*** Data section

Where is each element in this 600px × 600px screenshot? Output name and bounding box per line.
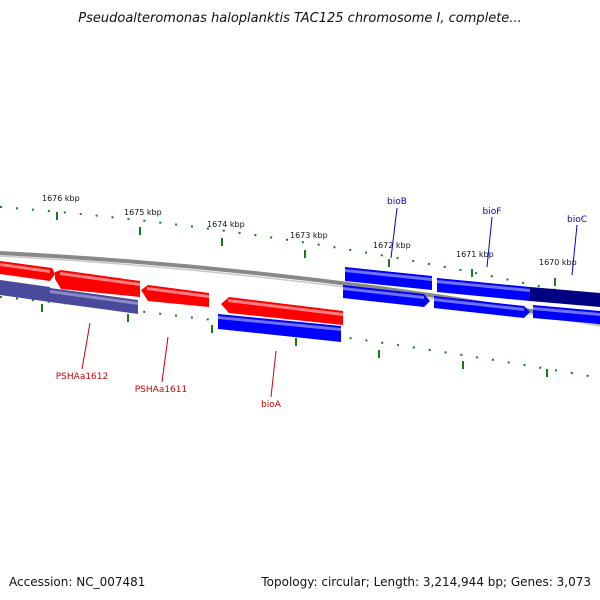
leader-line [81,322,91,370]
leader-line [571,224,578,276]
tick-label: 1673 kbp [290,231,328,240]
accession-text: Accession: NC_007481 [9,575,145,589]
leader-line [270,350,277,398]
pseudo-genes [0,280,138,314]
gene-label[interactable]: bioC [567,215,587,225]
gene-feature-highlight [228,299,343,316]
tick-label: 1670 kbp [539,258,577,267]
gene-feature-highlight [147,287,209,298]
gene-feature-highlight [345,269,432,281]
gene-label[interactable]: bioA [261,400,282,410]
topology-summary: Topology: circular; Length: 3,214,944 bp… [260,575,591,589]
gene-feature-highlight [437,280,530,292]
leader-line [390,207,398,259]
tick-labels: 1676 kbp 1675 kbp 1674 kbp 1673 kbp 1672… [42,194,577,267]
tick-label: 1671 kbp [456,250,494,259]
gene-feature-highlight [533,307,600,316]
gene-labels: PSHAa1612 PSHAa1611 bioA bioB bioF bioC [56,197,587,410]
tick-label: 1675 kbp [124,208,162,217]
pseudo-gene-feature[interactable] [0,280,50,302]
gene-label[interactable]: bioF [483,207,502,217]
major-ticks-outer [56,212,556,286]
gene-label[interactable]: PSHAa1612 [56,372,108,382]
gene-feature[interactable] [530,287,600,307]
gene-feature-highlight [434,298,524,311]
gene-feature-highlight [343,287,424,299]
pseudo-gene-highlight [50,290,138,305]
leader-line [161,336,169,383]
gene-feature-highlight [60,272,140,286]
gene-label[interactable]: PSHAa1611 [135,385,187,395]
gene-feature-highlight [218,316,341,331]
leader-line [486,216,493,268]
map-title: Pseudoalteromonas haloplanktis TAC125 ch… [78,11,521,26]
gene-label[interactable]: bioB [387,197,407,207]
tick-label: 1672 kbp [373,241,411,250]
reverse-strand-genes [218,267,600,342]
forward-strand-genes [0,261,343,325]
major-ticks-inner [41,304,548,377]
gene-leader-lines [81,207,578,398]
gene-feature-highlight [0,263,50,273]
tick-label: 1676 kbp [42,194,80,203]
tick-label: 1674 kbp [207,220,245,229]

******

▶ Assignment:
What lines in the records contain the word "bioB"? Return each one.

▶ Output below:
gene-labels: PSHAa1612 PSHAa1611 bioA bioB bioF bioC [56,197,587,410]
gene-label[interactable]: bioB [387,197,407,207]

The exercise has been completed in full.